▶ Brief
The entries below are to be written out again without alteration.

▶ Extracted entries
☆ ☆ ☆ ☆ ☆

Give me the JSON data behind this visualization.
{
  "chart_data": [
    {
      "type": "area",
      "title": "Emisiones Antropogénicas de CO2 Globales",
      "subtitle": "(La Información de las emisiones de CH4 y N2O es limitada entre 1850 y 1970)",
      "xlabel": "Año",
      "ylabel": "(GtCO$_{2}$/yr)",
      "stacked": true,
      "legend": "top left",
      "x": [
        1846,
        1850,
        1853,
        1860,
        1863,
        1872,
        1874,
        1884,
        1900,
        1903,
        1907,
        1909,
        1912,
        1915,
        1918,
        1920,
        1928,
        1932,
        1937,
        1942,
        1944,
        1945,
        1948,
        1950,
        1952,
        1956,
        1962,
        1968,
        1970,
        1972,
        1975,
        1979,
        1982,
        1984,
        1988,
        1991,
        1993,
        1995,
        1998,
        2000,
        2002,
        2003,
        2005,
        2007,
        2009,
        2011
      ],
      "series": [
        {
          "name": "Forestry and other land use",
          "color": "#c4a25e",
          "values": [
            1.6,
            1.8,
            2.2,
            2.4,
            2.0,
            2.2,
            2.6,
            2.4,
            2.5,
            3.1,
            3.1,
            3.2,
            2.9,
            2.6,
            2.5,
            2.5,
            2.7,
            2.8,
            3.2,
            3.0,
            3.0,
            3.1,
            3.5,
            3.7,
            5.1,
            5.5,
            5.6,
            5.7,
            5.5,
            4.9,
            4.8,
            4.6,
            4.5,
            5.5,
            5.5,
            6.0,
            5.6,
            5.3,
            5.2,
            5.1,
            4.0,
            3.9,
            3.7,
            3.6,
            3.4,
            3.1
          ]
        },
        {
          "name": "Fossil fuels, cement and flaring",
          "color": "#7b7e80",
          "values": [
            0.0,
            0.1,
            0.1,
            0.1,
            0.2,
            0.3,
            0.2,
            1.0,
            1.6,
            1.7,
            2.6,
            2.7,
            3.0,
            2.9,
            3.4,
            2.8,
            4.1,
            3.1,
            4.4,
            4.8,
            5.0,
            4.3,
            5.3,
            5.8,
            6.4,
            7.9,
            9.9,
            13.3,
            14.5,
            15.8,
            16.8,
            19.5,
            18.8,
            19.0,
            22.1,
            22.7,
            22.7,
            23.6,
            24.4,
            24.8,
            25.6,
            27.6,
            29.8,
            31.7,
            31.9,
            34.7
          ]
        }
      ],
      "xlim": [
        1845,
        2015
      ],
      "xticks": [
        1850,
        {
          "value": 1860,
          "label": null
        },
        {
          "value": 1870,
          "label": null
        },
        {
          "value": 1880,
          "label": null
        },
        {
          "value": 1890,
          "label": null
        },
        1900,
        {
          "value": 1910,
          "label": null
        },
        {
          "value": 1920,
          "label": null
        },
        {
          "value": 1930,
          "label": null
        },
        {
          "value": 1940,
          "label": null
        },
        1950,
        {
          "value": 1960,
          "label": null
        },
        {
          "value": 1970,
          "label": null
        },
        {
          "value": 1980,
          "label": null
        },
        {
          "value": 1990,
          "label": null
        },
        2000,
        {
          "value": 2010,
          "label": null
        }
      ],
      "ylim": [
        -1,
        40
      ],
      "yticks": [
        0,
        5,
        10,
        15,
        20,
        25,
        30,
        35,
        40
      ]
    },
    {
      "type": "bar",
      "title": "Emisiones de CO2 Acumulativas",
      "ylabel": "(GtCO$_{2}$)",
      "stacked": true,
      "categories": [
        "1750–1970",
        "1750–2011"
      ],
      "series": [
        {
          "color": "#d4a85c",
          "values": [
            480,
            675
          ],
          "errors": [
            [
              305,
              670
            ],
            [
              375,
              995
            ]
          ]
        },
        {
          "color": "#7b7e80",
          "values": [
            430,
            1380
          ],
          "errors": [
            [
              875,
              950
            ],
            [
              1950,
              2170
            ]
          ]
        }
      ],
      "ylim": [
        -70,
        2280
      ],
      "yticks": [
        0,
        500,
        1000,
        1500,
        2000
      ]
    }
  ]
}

☆ ☆ ☆ ☆ ☆

▶ Exercise solution
Give me the JSON data behind this visualization.
{
  "chart_data": [
    {
      "type": "area",
      "title": "Emisiones Antropogénicas de CO2 Globales",
      "subtitle": "(La Información de las emisiones de CH4 y N2O es limitada entre 1850 y 1970)",
      "xlabel": "Año",
      "ylabel": "(GtCO$_{2}$/yr)",
      "stacked": true,
      "legend": "top left",
      "x": [
        1846,
        1850,
        1853,
        1860,
        1863,
        1872,
        1874,
        1884,
        1900,
        1903,
        1907,
        1909,
        1912,
        1915,
        1918,
        1920,
        1928,
        1932,
        1937,
        1942,
        1944,
        1945,
        1948,
        1950,
        1952,
        1956,
        1962,
        1968,
        1970,
        1972,
        1975,
        1979,
        1982,
        1984,
        1988,
        1991,
        1993,
        1995,
        1998,
        2000,
        2002,
        2003,
        2005,
        2007,
        2009,
        2011
      ],
      "series": [
        {
          "name": "Forestry and other land use",
          "color": "#c4a25e",
          "values": [
            1.6,
            1.8,
            2.2,
            2.4,
            2.0,
            2.2,
            2.6,
            2.4,
            2.5,
            3.1,
            3.1,
            3.2,
            2.9,
            2.6,
            2.5,
            2.5,
            2.7,
            2.8,
            3.2,
            3.0,
            3.0,
            3.1,
            3.5,
            3.7,
            5.1,
            5.5,
            5.6,
            5.7,
            5.5,
            4.9,
            4.8,
            4.6,
            4.5,
            5.5,
            5.5,
            6.0,
            5.6,
            5.3,
            5.2,
            5.1,
            4.0,
            3.9,
            3.7,
            3.6,
            3.4,
            3.1
          ]
        },
        {
          "name": "Fossil fuels, cement and flaring",
          "color": "#7b7e80",
          "values": [
            0.0,
            0.1,
            0.1,
            0.1,
            0.2,
            0.3,
            0.2,
            1.0,
            1.6,
            1.7,
            2.6,
            2.7,
            3.0,
            2.9,
            3.4,
            2.8,
            4.1,
            3.1,
            4.4,
            4.8,
            5.0,
            4.3,
            5.3,
            5.8,
            6.4,
            7.9,
            9.9,
            13.3,
            14.5,
            15.8,
            16.8,
            19.5,
            18.8,
            19.0,
            22.1,
            22.7,
            22.7,
            23.6,
            24.4,
            24.8,
            25.6,
            27.6,
            29.8,
            31.7,
            31.9,
            34.7
          ]
        }
      ],
      "xlim": [
        1845,
        2015
      ],
      "xticks": [
        1850,
        {
          "value": 1860,
          "label": null
        },
        {
          "value": 1870,
          "label": null
        },
        {
          "value": 1880,
          "label": null
        },
        {
          "value": 1890,
          "label": null
        },
        1900,
        {
          "value": 1910,
          "label": null
        },
        {
          "value": 1920,
          "label": null
        },
        {
          "value": 1930,
          "label": null
        },
        {
          "value": 1940,
          "label": null
        },
        1950,
        {
          "value": 1960,
          "label": null
        },
        {
          "value": 1970,
          "label": null
        },
        {
          "value": 1980,
          "label": null
        },
        {
          "value": 1990,
          "label": null
        },
        2000,
        {
          "value": 2010,
          "label": null
        }
      ],
      "ylim": [
        -1,
        40
      ],
      "yticks": [
        0,
        5,
        10,
        15,
        20,
        25,
        30,
        35,
        40
      ]
    },
    {
      "type": "bar",
      "title": "Emisiones de CO2 Acumulativas",
      "ylabel": "(GtCO$_{2}$)",
      "stacked": true,
      "categories": [
        "1750–1970",
        "1750–2011"
      ],
      "series": [
        {
          "color": "#d4a85c",
          "values": [
            480,
            675
          ],
          "errors": [
            [
              305,
              670
            ],
            [
              375,
              995
            ]
          ]
        },
        {
          "color": "#7b7e80",
          "values": [
            430,
            1380
          ],
          "errors": [
            [
              875,
              950
            ],
            [
              1950,
              2170
            ]
          ]
        }
      ],
      "ylim": [
        -70,
        2280
      ],
      "yticks": [
        0,
        500,
        1000,
        1500,
        2000
      ]
    }
  ]
}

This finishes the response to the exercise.